Among the lines below, count those containing the word "منتظم". Give the number only.

#### DATA SECTION ####

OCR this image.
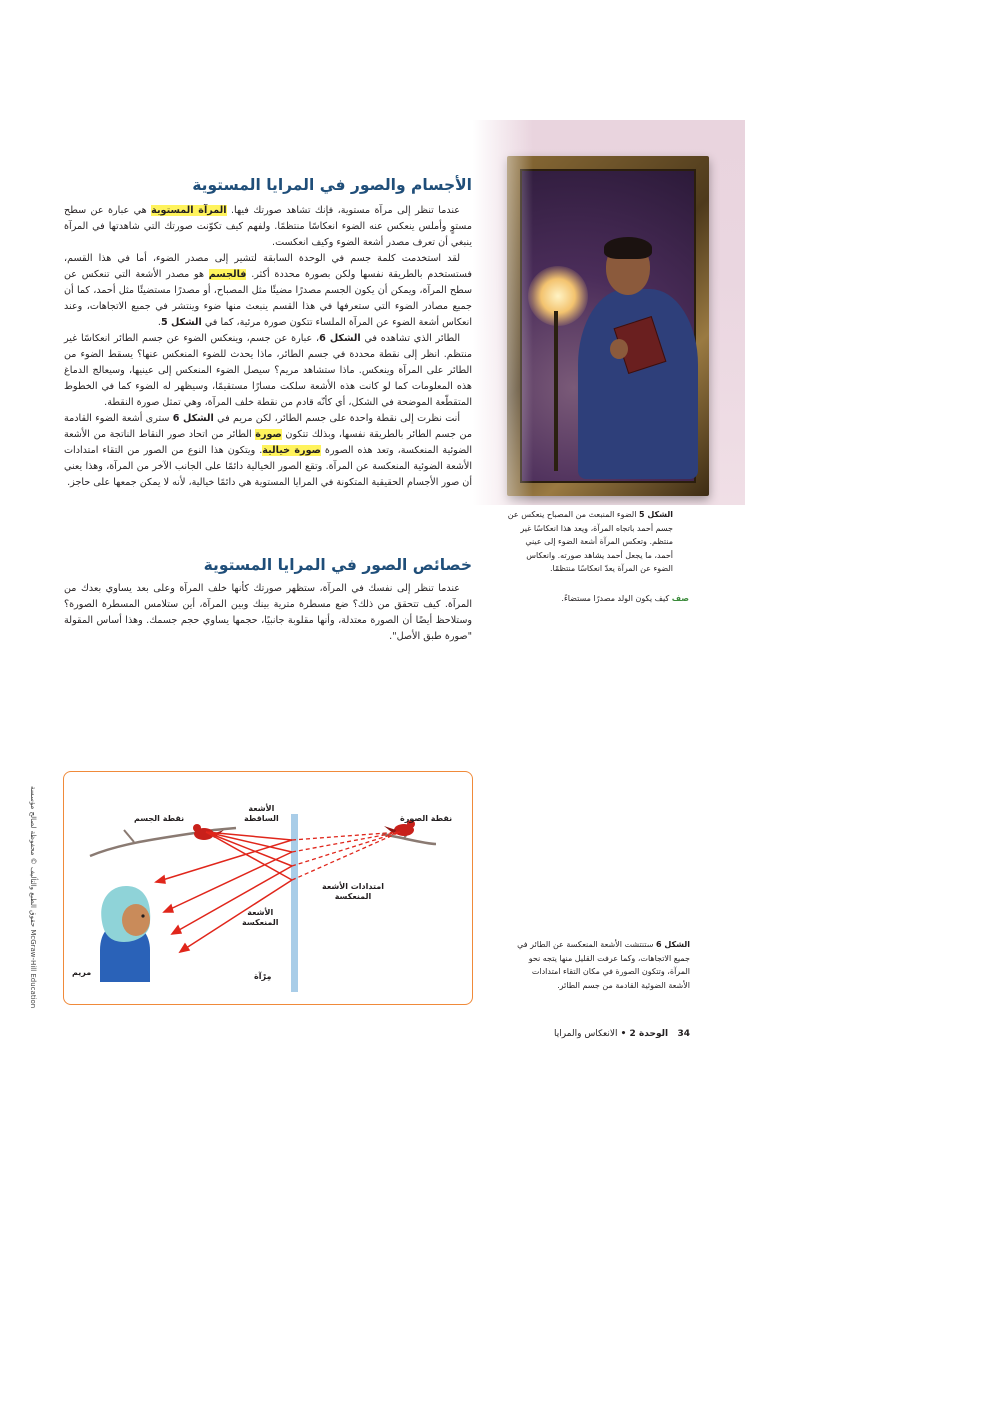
الأجسام والصور في المرايا المستوية

عندما تنظر إلى مرآة مستوية، فإنك تشاهد صورتك فيها. المرآة المستوية هي عبارة عن سطح مستوٍ وأملس ينعكس عنه الضوء انعكاسًا منتظمًا. ولفهم كيف تكوّنت صورتك التي شاهدتها في المرآة ينبغي أن تعرف مصدر أشعة الضوء وكيف انعكست.

لقد استخدمت كلمة جسم في الوحدة السابقة لتشير إلى مصدر الضوء، أما في هذا القسم، فستستخدم بالطريقة نفسها ولكن بصورة محددة أكثر. فالجسم هو مصدر الأشعة التي تنعكس عن سطح المرآة، ويمكن أن يكون الجسم مصدرًا مضيئًا مثل المصباح، أو مصدرًا مستضيئًا مثل أحمد، كما أن جميع مصادر الضوء التي ستعرفها في هذا القسم ينبعث منها ضوء وينتشر في جميع الاتجاهات، وعند انعكاس أشعة الضوء عن المرآة الملساء تتكون صورة مرئية، كما في الشكل 5.

الطائر الذي تشاهده في الشكل 6، عبارة عن جسم، وينعكس الضوء عن جسم الطائر انعكاسًا غير منتظم. انظر إلى نقطة محددة في جسم الطائر، ماذا يحدث للضوء المنعكس عنها؟ يسقط الضوء من الطائر على المرآة وينعكس. ماذا ستشاهد مريم؟ سيصل الضوء المنعكس إلى عينيها، وسيعالج الدماغ هذه المعلومات كما لو كانت هذه الأشعة سلكت مسارًا مستقيمًا، وسيظهر له الضوء كما في الخطوط المتقطّعة الموضحة في الشكل، أي كأنّه قادم من نقطة خلف المرآة، وهي تمثل صورة النقطة.

أنت نظرت إلى نقطة واحدة على جسم الطائر، لكن مريم في الشكل 6 سترى أشعة الضوء القادمة من جسم الطائر بالطريقة نفسها، وبذلك تتكون صورة الطائر من اتحاد صور النقاط الناتجة من الأشعة الضوئية المنعكسة، وتعد هذه الصورة صورة خيالية. ويتكون هذا النوع من الصور من التقاء امتدادات الأشعة الضوئية المنعكسة عن المرآة. وتقع الصور الخيالية دائمًا على الجانب الآخر من المرآة، وهذا يعني أن صور الأجسام الحقيقية المتكونة في المرايا المستوية هي دائمًا خيالية، لأنه لا يمكن جمعها على حاجز.

خصائص الصور في المرايا المستوية

عندما تنظر إلى نفسك في المرآة، ستظهر صورتك كأنها خلف المرآة وعلى بعد يساوي بعدك من المرآة. كيف تتحقق من ذلك؟ ضع مسطرة مترية بينك وبين المرآة، أين ستلامس المسطرة الصورة؟ وستلاحظ أيضًا أن الصورة معتدلة، وأنها مقلوبة جانبيًا، حجمها يساوي حجم جسمك. وهذا أساس المقولة "صورة طبق الأصل".

الشكل 5 الضوء المنبعث من المصباح ينعكس عن جسم أحمد باتجاه المرآة، ويعد هذا انعكاسًا غير منتظم. وتعكس المرآة أشعة الضوء إلى عيني أحمد، ما يجعل أحمد يشاهد صورته. وانعكاس الضوء عن المرآة يعدّ انعكاسًا منتظمًا.
صف كيف يكون الولد مصدرًا مستضاءً.
نقطة الجسم	نقطة الصورة
الأشعة
الساقطة
امتدادات الأشعة
المنعكسة
الأشعة
المنعكسة
مريم	مِرْآة
الشكل 6 ستنتشت الأشعة المنعكسة عن الطائر في جميع الاتجاهات، وكما عرفت القليل منها يتجه نحو المرآة، وتتكون الصورة في مكان التقاء امتدادات الأشعة الضوئية القادمة من جسم الطائر.
34   الوحدة 2 • الانعكاس والمرايا
حقوق الطبع والتأليف © محفوظة لصالح مؤسسة McGraw-Hill Education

####

• [RESULT OF THE EXERCISE]:
3